Data listing start
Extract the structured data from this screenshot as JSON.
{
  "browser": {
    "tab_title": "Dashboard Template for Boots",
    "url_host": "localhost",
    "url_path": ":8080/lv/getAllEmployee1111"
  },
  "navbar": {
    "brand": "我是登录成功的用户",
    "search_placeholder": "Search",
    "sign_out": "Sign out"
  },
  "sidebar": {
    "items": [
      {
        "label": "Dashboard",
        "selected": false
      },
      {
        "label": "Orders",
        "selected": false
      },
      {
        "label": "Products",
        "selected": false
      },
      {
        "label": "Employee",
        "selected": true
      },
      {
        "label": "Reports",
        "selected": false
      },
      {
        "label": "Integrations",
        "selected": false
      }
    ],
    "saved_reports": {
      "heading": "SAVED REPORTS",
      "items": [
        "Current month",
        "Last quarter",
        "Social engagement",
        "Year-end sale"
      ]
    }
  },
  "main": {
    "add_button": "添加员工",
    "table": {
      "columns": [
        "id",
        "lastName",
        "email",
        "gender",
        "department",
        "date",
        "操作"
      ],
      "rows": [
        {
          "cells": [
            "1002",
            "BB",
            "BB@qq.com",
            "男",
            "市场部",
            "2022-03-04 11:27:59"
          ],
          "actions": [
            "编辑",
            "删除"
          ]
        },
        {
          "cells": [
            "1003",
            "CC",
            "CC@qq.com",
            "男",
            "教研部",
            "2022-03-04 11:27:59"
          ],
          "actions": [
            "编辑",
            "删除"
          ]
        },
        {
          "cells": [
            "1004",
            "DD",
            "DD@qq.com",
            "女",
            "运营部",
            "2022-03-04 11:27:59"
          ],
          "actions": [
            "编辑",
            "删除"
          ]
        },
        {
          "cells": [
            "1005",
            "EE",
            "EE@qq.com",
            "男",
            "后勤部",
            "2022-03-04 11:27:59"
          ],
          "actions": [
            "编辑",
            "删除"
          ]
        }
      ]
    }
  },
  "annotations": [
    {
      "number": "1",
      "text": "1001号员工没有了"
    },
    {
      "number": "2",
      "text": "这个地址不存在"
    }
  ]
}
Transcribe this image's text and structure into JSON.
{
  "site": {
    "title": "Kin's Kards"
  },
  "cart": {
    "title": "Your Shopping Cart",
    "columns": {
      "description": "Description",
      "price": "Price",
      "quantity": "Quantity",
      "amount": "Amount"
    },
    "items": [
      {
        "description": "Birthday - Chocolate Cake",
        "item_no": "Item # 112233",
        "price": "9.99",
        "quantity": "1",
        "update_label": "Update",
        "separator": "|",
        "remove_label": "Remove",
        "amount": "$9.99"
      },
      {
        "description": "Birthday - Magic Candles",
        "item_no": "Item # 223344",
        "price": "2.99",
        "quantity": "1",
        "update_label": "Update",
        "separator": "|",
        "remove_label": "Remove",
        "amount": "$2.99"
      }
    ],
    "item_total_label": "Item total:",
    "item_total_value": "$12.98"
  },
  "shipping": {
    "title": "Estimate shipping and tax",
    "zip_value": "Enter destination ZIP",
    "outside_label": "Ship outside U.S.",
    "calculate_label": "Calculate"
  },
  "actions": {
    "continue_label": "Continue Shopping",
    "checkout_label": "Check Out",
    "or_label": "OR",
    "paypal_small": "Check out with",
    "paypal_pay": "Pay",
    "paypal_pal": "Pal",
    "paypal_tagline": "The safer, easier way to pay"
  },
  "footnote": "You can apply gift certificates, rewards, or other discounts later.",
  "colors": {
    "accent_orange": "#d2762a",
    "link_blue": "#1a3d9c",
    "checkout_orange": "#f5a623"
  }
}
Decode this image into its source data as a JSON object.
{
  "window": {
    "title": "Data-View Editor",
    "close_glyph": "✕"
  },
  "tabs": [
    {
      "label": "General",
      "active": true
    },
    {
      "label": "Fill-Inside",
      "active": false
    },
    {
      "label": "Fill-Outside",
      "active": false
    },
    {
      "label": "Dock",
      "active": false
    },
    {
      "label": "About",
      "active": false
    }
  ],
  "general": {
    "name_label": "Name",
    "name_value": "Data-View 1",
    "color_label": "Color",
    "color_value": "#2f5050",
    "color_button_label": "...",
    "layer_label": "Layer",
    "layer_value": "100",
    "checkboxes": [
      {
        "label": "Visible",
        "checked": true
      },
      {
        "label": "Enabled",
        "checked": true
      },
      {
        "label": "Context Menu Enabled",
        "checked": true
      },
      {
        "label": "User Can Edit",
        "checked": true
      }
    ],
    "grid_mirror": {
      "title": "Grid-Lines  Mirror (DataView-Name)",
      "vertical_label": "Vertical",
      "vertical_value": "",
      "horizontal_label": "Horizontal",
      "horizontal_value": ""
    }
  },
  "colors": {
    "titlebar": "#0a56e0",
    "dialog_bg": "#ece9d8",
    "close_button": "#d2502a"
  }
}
Data listing end
◆ What is asked ◆
Give only the number of lines in the data that include the string "this".

◆ Written solution ◆
3